— Source excerpt —

§

Lecture 28 Cumulative Prospect Theory I

Stochastic Dominance
- \(A = (x_{1},p_{1};\dots,x_{n},p_{n})\)
- \(B = (y_{1},p_{1};\dots;y_{n},p_{n})\)
- \(B\) weakly stochastically dominates \(A\) if \(x_{i} \leq y_{i}\) for all \(i\)
- strictly if the above definition PLUS \(x_{i} \lt y_{i}\) for some \(i\)
- An example of 4 gambles
  - B dominates A but C was preferred to D
  - Though \(C \sim A\) and \(D \sim B\)
  - Due to ambiguity in presentation
  - But when \(G\) is introduced, people started to \(A \succ G \succ B\) \(\implies\) \(A \succ B\)
  - PT fails to explain this: "Why are dominated prospects eliminated in the editing phase?"
Cumulative Prospect Theory (CPT)
- incorporates the cumulative functional
- extends theory to uncertain and risky prospects (w/ any number of outcomes)
- unified treatment of risk and uncertainty
- Address five major phenomena of choice
Framing effect ^89062f
- Rational theory of choice assumes Description invariance
- But there are variations due to framing options
Non-linear preferences ^1cf13b
- Utility of a risky prospect is linear in outcome probabilities
- Allais's famous example: probability difference 0.99 and 1.00 has more impact on preferences than 0.10 and 0.11.
- \(\implies\) Non-linear preferences
- Major difference between PT & CPT: allowance for different weights for gains and losses
Source Dependence - Ellsberg Paradox^9b4bb6
- Willingness to be on an uncertain outcome depends on
  - degree of uncertainty
  - source of uncertainty
- Ellsberg observed that people prefer betting on an urn contain equal number of red and green balls rather than unknown proportions
- More recent evidence: people are willing to bet on event in their area of competence than on a matched chance event (where they have uncertainty)¹
- Ambiguity Aversion
  - Urn 1 and 2
  - Gamble A: unknown proportion
  - Gamble B: 50-50
  - Preference is inconsistent, with EUT
    - People generally choose the urn where they are more certain about the outcome, even if it contrasts their prior beliefs.

§

— Stored data —
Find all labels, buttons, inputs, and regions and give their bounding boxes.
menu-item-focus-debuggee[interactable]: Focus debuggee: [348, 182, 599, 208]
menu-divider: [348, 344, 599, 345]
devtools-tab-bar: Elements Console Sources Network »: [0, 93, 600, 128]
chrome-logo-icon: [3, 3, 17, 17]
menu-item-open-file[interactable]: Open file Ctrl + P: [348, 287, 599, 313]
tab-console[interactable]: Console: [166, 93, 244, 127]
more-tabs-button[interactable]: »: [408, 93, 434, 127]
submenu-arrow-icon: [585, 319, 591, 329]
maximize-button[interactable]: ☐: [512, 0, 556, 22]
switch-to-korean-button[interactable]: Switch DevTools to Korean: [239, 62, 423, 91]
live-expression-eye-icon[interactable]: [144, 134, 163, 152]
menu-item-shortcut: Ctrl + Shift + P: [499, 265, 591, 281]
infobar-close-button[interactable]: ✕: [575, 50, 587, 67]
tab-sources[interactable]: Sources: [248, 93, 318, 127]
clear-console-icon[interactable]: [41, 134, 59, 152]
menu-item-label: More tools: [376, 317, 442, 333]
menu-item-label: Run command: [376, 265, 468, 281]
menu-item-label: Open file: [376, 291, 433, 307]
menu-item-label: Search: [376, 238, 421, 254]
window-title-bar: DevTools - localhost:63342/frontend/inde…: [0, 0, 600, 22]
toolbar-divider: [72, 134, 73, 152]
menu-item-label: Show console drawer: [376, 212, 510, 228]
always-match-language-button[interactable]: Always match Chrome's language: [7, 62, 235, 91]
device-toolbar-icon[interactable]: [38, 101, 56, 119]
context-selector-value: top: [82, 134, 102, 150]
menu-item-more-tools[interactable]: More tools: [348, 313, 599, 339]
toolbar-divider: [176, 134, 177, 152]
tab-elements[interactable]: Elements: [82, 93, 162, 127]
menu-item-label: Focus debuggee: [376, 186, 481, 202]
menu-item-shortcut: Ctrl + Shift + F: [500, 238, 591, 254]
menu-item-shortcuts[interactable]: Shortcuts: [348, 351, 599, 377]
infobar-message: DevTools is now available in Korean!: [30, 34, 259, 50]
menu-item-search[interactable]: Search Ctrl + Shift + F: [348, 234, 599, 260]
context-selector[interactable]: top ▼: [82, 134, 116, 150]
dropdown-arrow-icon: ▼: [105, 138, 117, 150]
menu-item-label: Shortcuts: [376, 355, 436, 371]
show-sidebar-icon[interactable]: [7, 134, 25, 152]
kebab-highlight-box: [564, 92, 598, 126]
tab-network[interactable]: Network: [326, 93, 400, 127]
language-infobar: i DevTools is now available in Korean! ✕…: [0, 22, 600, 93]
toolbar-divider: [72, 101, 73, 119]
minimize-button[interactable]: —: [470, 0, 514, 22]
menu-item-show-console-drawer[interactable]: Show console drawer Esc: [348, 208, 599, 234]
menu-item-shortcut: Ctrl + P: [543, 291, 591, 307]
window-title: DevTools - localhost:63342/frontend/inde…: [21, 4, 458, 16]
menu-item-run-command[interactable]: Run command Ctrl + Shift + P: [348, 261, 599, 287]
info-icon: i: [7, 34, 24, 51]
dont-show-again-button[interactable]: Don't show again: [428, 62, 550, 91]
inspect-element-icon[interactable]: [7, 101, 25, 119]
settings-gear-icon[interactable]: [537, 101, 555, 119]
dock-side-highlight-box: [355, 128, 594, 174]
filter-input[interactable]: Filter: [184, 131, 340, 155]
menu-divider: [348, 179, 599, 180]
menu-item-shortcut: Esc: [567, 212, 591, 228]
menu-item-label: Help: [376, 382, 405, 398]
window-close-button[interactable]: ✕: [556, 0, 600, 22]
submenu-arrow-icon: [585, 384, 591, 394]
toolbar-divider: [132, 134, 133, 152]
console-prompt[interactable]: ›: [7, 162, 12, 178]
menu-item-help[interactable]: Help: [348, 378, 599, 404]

§

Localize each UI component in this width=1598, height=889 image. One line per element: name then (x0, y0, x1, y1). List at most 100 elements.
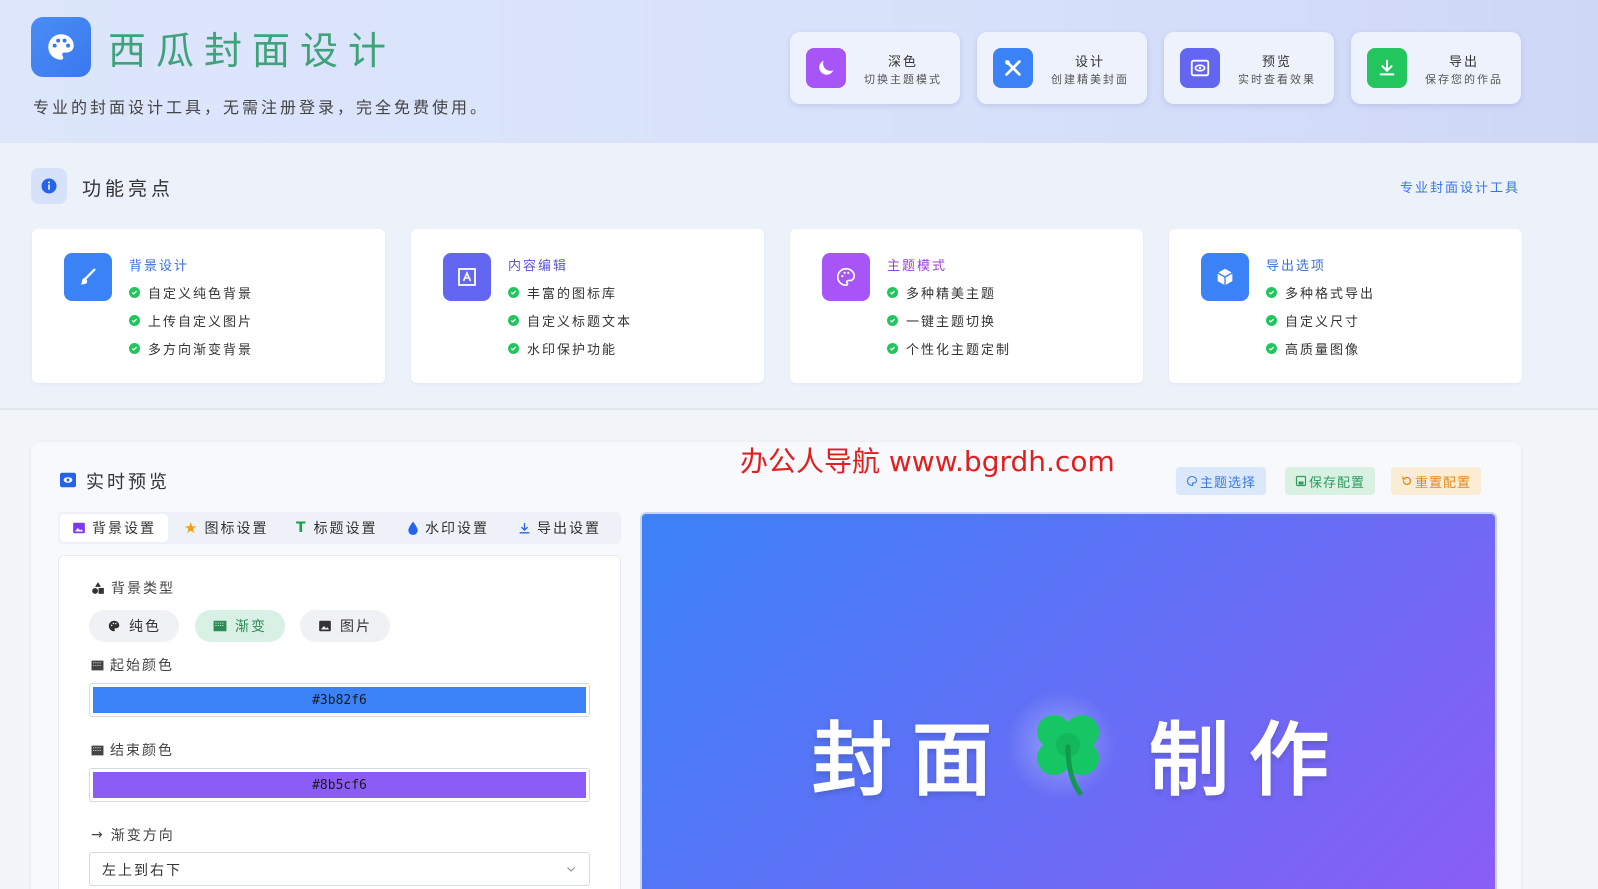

§

— Problems to solve —
A) Translate this sentence from the cumulative prospect theory lecture notes into Spanish: "Rational theory of choice assumes Description invariance."
B) According to the cumulative prospect theory lecture notes, what is the major difference between PT and CPT?
C) List every point the cumulative prospect theory lecture notes give directly under the heading "Cumulative Prospect Theory (CPT)".
The entries aren't needed for any of these tasks.

— Results for each task —
A) La teoría racional de la elección asume la invariancia de la descripción.

B) CPT allows different weights for gains and losses.

C)
- Incorporates the cumulative functional
- Extends theory to uncertain and risky prospects (with any number of outcomes)
- Unified treatment of risk and uncertainty
- Addresses five major phenomena of choice